To do ▸ Keep only those lines of the records that include the string "Nenhum".

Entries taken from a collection
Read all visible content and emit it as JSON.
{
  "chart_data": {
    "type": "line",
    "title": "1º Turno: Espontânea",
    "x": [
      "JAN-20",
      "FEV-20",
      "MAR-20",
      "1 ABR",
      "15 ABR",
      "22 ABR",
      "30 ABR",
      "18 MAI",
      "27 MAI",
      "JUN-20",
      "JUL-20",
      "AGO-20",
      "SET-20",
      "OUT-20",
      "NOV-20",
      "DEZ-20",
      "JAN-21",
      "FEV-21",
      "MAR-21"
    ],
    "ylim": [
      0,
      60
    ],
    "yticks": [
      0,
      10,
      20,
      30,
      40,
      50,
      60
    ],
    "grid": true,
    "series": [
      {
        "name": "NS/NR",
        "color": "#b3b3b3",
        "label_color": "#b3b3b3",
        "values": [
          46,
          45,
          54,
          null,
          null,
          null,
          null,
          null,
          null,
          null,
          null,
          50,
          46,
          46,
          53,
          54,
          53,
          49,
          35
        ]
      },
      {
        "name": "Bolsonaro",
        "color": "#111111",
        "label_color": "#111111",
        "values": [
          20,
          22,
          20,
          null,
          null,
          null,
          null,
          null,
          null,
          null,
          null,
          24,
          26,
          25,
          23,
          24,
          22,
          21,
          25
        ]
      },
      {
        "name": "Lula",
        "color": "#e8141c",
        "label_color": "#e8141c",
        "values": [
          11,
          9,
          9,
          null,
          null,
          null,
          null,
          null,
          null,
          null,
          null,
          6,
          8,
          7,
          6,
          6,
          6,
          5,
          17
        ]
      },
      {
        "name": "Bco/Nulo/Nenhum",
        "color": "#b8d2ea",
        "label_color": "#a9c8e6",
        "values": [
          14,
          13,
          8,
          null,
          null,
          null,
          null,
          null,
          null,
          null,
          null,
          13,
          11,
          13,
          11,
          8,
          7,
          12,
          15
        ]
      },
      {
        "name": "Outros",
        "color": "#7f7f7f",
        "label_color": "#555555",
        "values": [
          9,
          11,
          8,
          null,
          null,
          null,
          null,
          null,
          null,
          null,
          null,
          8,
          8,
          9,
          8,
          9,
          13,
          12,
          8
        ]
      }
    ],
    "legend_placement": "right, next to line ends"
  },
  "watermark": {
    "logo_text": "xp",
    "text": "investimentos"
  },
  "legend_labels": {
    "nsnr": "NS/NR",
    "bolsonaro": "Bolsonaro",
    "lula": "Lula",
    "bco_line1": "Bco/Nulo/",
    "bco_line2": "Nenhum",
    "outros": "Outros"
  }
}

Task output ▸
        "name": "Bco/Nulo/Nenhum",
    "bco_line2": "Nenhum",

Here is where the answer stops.